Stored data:
============

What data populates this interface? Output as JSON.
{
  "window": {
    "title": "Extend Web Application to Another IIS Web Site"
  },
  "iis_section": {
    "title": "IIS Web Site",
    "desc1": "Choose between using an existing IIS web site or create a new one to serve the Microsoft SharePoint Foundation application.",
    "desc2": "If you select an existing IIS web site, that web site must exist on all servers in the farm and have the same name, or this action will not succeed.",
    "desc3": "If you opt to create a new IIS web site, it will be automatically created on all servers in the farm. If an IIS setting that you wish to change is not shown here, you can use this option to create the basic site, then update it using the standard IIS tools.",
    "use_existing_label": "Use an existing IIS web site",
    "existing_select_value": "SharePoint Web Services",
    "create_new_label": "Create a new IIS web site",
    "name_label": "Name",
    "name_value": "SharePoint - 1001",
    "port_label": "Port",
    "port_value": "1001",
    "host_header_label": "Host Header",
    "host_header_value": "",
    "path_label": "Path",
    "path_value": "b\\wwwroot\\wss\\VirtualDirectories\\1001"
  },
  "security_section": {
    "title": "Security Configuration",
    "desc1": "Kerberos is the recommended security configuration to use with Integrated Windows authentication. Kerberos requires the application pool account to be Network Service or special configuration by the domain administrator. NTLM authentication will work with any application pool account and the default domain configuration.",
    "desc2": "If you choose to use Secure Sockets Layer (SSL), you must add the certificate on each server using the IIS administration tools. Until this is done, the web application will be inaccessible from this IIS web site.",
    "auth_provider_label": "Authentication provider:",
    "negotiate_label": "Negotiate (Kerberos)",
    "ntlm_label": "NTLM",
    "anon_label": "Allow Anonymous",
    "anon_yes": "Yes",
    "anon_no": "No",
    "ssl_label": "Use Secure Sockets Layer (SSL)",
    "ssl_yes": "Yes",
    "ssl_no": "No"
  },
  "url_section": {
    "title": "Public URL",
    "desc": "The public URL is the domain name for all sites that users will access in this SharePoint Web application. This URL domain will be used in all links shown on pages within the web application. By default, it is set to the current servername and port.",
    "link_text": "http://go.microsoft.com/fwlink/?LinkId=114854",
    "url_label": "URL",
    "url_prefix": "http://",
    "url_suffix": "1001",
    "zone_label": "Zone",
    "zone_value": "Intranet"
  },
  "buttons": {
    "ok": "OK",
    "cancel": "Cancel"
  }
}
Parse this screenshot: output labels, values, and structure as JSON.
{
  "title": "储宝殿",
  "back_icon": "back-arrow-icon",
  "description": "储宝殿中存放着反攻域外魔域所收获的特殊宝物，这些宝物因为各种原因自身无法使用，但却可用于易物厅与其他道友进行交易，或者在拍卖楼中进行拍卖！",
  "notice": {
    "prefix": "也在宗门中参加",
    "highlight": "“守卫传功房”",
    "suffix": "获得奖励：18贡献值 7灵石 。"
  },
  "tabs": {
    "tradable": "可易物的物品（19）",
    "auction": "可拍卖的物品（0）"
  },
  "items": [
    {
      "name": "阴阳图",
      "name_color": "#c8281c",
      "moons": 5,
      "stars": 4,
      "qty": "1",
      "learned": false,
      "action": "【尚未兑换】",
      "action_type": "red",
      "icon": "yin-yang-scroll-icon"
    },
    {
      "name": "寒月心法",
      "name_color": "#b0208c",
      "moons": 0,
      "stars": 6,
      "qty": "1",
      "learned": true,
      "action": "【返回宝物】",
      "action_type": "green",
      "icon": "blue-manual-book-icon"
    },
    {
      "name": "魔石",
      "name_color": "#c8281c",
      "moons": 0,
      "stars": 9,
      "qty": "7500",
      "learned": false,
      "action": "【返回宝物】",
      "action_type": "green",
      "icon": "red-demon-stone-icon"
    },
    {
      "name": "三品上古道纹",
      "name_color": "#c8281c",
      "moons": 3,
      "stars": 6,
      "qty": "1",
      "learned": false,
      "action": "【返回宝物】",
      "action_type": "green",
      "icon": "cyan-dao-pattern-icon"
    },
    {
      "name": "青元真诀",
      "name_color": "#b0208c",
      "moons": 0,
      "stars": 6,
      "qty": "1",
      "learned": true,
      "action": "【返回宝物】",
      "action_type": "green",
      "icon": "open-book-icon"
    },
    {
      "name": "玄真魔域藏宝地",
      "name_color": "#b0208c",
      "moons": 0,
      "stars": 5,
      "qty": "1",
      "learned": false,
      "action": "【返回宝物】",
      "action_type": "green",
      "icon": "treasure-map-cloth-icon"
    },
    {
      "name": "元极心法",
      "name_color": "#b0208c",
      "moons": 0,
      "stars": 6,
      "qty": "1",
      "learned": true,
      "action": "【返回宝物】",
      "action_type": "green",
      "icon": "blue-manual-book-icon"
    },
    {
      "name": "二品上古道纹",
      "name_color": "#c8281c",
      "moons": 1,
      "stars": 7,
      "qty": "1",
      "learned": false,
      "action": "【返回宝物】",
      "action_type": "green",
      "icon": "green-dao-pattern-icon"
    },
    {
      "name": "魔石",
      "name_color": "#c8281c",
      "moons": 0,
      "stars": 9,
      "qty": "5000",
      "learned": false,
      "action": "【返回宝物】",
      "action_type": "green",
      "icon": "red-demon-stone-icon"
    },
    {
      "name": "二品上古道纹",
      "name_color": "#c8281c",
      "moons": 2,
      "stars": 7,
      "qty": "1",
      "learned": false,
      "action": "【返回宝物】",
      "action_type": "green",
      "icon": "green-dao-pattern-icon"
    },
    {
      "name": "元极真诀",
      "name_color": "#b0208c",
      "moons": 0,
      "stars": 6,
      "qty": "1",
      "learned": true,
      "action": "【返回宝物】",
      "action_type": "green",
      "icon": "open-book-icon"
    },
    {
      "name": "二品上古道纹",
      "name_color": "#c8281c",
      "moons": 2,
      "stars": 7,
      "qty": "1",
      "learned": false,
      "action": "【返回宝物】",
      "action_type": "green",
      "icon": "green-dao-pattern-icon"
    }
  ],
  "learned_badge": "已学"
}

============

**What you have to do**
Using the listing above, reproduce each line without omission.

**Exercise response**
What data populates this interface? Output as JSON.
{
  "window": {
    "title": "Extend Web Application to Another IIS Web Site"
  },
  "iis_section": {
    "title": "IIS Web Site",
    "desc1": "Choose between using an existing IIS web site or create a new one to serve the Microsoft SharePoint Foundation application.",
    "desc2": "If you select an existing IIS web site, that web site must exist on all servers in the farm and have the same name, or this action will not succeed.",
    "desc3": "If you opt to create a new IIS web site, it will be automatically created on all servers in the farm. If an IIS setting that you wish to change is not shown here, you can use this option to create the basic site, then update it using the standard IIS tools.",
    "use_existing_label": "Use an existing IIS web site",
    "existing_select_value": "SharePoint Web Services",
    "create_new_label": "Create a new IIS web site",
    "name_label": "Name",
    "name_value": "SharePoint - 1001",
    "port_label": "Port",
    "port_value": "1001",
    "host_header_label": "Host Header",
    "host_header_value": "",
    "path_label": "Path",
    "path_value": "b\\wwwroot\\wss\\VirtualDirectories\\1001"
  },
  "security_section": {
    "title": "Security Configuration",
    "desc1": "Kerberos is the recommended security configuration to use with Integrated Windows authentication. Kerberos requires the application pool account to be Network Service or special configuration by the domain administrator. NTLM authentication will work with any application pool account and the default domain configuration.",
    "desc2": "If you choose to use Secure Sockets Layer (SSL), you must add the certificate on each server using the IIS administration tools. Until this is done, the web application will be inaccessible from this IIS web site.",
    "auth_provider_label": "Authentication provider:",
    "negotiate_label": "Negotiate (Kerberos)",
    "ntlm_label": "NTLM",
    "anon_label": "Allow Anonymous",
    "anon_yes": "Yes",
    "anon_no": "No",
    "ssl_label": "Use Secure Sockets Layer (SSL)",
    "ssl_yes": "Yes",
    "ssl_no": "No"
  },
  "url_section": {
    "title": "Public URL",
    "desc": "The public URL is the domain name for all sites that users will access in this SharePoint Web application. This URL domain will be used in all links shown on pages within the web application. By default, it is set to the current servername and port.",
    "link_text": "http://go.microsoft.com/fwlink/?LinkId=114854",
    "url_label": "URL",
    "url_prefix": "http://",
    "url_suffix": "1001",
    "zone_label": "Zone",
    "zone_value": "Intranet"
  },
  "buttons": {
    "ok": "OK",
    "cancel": "Cancel"
  }
}
Parse this screenshot: output labels, values, and structure as JSON.
{
  "title": "储宝殿",
  "back_icon": "back-arrow-icon",
  "description": "储宝殿中存放着反攻域外魔域所收获的特殊宝物，这些宝物因为各种原因自身无法使用，但却可用于易物厅与其他道友进行交易，或者在拍卖楼中进行拍卖！",
  "notice": {
    "prefix": "也在宗门中参加",
    "highlight": "“守卫传功房”",
    "suffix": "获得奖励：18贡献值 7灵石 。"
  },
  "tabs": {
    "tradable": "可易物的物品（19）",
    "auction": "可拍卖的物品（0）"
  },
  "items": [
    {
      "name": "阴阳图",
      "name_color": "#c8281c",
      "moons": 5,
      "stars": 4,
      "qty": "1",
      "learned": false,
      "action": "【尚未兑换】",
      "action_type": "red",
      "icon": "yin-yang-scroll-icon"
    },
    {
      "name": "寒月心法",
      "name_color": "#b0208c",
      "moons": 0,
      "stars": 6,
      "qty": "1",
      "learned": true,
      "action": "【返回宝物】",
      "action_type": "green",
      "icon": "blue-manual-book-icon"
    },
    {
      "name": "魔石",
      "name_color": "#c8281c",
      "moons": 0,
      "stars": 9,
      "qty": "7500",
      "learned": false,
      "action": "【返回宝物】",
      "action_type": "green",
      "icon": "red-demon-stone-icon"
    },
    {
      "name": "三品上古道纹",
      "name_color": "#c8281c",
      "moons": 3,
      "stars": 6,
      "qty": "1",
      "learned": false,
      "action": "【返回宝物】",
      "action_type": "green",
      "icon": "cyan-dao-pattern-icon"
    },
    {
      "name": "青元真诀",
      "name_color": "#b0208c",
      "moons": 0,
      "stars": 6,
      "qty": "1",
      "learned": true,
      "action": "【返回宝物】",
      "action_type": "green",
      "icon": "open-book-icon"
    },
    {
      "name": "玄真魔域藏宝地",
      "name_color": "#b0208c",
      "moons": 0,
      "stars": 5,
      "qty": "1",
      "learned": false,
      "action": "【返回宝物】",
      "action_type": "green",
      "icon": "treasure-map-cloth-icon"
    },
    {
      "name": "元极心法",
      "name_color": "#b0208c",
      "moons": 0,
      "stars": 6,
      "qty": "1",
      "learned": true,
      "action": "【返回宝物】",
      "action_type": "green",
      "icon": "blue-manual-book-icon"
    },
    {
      "name": "二品上古道纹",
      "name_color": "#c8281c",
      "moons": 1,
      "stars": 7,
      "qty": "1",
      "learned": false,
      "action": "【返回宝物】",
      "action_type": "green",
      "icon": "green-dao-pattern-icon"
    },
    {
      "name": "魔石",
      "name_color": "#c8281c",
      "moons": 0,
      "stars": 9,
      "qty": "5000",
      "learned": false,
      "action": "【返回宝物】",
      "action_type": "green",
      "icon": "red-demon-stone-icon"
    },
    {
      "name": "二品上古道纹",
      "name_color": "#c8281c",
      "moons": 2,
      "stars": 7,
      "qty": "1",
      "learned": false,
      "action": "【返回宝物】",
      "action_type": "green",
      "icon": "green-dao-pattern-icon"
    },
    {
      "name": "元极真诀",
      "name_color": "#b0208c",
      "moons": 0,
      "stars": 6,
      "qty": "1",
      "learned": true,
      "action": "【返回宝物】",
      "action_type": "green",
      "icon": "open-book-icon"
    },
    {
      "name": "二品上古道纹",
      "name_color": "#c8281c",
      "moons": 2,
      "stars": 7,
      "qty": "1",
      "learned": false,
      "action": "【返回宝物】",
      "action_type": "green",
      "icon": "green-dao-pattern-icon"
    }
  ],
  "learned_badge": "已学"
}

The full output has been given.